Answer with one number: how many lines have "default".

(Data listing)
● ● ● ●

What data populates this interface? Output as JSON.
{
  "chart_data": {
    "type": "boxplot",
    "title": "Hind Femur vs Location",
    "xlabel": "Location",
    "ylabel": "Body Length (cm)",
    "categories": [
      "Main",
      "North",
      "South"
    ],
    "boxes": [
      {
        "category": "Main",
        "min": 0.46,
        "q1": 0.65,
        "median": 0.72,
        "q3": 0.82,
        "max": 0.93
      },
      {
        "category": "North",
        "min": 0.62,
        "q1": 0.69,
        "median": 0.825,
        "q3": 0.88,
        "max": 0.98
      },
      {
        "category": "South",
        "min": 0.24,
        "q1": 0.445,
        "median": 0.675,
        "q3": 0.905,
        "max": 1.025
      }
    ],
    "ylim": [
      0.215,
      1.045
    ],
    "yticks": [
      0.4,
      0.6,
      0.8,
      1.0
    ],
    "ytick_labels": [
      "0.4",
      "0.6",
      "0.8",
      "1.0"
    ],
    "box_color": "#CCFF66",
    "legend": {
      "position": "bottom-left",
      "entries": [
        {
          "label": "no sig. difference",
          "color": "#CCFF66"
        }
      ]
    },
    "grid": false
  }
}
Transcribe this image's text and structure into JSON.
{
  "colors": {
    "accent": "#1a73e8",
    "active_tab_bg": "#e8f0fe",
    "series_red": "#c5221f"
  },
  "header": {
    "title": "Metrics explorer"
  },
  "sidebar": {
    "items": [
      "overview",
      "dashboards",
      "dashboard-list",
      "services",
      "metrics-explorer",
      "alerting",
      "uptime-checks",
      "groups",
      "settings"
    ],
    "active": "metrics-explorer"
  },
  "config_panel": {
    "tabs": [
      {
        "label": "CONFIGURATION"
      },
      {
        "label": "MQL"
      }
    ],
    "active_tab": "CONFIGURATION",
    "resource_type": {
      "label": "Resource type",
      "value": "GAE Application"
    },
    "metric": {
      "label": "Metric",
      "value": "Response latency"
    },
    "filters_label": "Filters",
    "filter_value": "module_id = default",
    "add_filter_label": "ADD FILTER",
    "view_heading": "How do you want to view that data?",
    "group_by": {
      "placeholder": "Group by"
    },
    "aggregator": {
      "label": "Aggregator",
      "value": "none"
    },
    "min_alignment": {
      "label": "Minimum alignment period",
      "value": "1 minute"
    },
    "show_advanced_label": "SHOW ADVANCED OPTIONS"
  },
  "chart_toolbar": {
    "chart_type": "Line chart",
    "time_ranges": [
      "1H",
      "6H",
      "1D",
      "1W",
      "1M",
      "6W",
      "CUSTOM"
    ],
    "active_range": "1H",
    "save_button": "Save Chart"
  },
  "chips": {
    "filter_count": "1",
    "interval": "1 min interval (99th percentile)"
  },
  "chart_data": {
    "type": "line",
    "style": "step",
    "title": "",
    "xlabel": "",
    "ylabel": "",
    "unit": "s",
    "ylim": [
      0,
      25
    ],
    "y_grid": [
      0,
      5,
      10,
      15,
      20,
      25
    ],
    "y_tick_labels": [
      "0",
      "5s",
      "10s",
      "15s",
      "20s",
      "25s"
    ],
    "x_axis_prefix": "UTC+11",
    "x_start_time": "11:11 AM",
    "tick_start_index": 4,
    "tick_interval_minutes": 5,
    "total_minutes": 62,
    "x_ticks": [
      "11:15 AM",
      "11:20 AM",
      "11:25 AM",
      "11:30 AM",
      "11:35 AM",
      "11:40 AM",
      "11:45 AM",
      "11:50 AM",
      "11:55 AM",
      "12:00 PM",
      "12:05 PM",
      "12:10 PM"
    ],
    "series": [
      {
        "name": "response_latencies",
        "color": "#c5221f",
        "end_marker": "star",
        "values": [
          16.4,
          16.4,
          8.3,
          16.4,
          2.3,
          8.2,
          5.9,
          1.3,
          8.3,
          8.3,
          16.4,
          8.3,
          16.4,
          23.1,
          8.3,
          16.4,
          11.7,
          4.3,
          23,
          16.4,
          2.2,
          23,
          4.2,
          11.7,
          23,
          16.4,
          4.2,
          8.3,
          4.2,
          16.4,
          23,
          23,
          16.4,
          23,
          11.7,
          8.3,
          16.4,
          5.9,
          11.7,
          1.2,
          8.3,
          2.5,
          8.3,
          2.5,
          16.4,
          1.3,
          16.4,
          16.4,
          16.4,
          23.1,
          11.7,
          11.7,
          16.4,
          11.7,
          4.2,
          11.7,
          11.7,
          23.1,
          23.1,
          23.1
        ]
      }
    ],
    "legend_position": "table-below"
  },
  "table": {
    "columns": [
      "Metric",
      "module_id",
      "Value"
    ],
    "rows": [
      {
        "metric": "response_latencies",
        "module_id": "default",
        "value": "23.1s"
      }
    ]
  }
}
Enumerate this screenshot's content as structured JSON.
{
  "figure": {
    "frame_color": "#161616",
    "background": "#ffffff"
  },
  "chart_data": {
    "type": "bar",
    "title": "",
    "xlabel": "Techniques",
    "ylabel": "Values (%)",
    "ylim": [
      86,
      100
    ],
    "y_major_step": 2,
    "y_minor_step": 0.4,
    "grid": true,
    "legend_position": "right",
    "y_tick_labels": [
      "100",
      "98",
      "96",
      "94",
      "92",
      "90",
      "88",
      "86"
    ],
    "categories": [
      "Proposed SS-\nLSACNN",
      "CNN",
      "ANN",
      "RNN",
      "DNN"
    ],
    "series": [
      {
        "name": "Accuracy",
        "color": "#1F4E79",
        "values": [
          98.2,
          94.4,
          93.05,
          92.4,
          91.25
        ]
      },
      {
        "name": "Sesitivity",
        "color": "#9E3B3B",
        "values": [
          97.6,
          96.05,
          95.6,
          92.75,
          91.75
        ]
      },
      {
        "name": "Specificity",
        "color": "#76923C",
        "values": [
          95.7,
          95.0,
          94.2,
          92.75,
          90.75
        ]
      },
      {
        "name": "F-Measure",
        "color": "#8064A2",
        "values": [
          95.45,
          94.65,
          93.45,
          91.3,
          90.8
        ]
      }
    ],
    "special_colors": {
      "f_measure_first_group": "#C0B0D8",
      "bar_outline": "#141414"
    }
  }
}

● ● ● ●

### Full response
2